Output each line of the material exactly as it stands.

━━━ Excerpted records

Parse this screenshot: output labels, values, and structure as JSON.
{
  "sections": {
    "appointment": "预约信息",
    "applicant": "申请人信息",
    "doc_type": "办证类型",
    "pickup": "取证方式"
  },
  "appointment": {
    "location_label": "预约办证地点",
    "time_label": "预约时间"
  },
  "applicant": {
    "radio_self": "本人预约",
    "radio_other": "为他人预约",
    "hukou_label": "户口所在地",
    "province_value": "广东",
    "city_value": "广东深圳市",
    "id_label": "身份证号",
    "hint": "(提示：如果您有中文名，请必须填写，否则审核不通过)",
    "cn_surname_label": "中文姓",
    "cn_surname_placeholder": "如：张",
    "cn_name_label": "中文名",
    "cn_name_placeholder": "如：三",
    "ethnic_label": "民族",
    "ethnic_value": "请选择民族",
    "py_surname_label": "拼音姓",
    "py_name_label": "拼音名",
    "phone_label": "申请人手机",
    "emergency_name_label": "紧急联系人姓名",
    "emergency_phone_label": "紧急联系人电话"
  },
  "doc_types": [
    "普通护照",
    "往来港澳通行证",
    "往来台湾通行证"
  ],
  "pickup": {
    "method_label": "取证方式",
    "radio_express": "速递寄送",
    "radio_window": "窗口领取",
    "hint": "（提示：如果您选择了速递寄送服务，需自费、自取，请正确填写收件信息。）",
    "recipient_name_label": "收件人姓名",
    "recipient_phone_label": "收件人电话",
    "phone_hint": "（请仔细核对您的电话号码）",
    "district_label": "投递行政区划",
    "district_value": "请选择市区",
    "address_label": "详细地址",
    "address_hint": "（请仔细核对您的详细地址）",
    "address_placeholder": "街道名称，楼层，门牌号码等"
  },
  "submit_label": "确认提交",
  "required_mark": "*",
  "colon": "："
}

━━━━━━

▶ [Solution for this exercise]:
Parse this screenshot: output labels, values, and structure as JSON.
{
  "sections": {
    "appointment": "预约信息",
    "applicant": "申请人信息",
    "doc_type": "办证类型",
    "pickup": "取证方式"
  },
  "appointment": {
    "location_label": "预约办证地点",
    "time_label": "预约时间"
  },
  "applicant": {
    "radio_self": "本人预约",
    "radio_other": "为他人预约",
    "hukou_label": "户口所在地",
    "province_value": "广东",
    "city_value": "广东深圳市",
    "id_label": "身份证号",
    "hint": "(提示：如果您有中文名，请必须填写，否则审核不通过)",
    "cn_surname_label": "中文姓",
    "cn_surname_placeholder": "如：张",
    "cn_name_label": "中文名",
    "cn_name_placeholder": "如：三",
    "ethnic_label": "民族",
    "ethnic_value": "请选择民族",
    "py_surname_label": "拼音姓",
    "py_name_label": "拼音名",
    "phone_label": "申请人手机",
    "emergency_name_label": "紧急联系人姓名",
    "emergency_phone_label": "紧急联系人电话"
  },
  "doc_types": [
    "普通护照",
    "往来港澳通行证",
    "往来台湾通行证"
  ],
  "pickup": {
    "method_label": "取证方式",
    "radio_express": "速递寄送",
    "radio_window": "窗口领取",
    "hint": "（提示：如果您选择了速递寄送服务，需自费、自取，请正确填写收件信息。）",
    "recipient_name_label": "收件人姓名",
    "recipient_phone_label": "收件人电话",
    "phone_hint": "（请仔细核对您的电话号码）",
    "district_label": "投递行政区划",
    "district_value": "请选择市区",
    "address_label": "详细地址",
    "address_hint": "（请仔细核对您的详细地址）",
    "address_placeholder": "街道名称，楼层，门牌号码等"
  },
  "submit_label": "确认提交",
  "required_mark": "*",
  "colon": "："
}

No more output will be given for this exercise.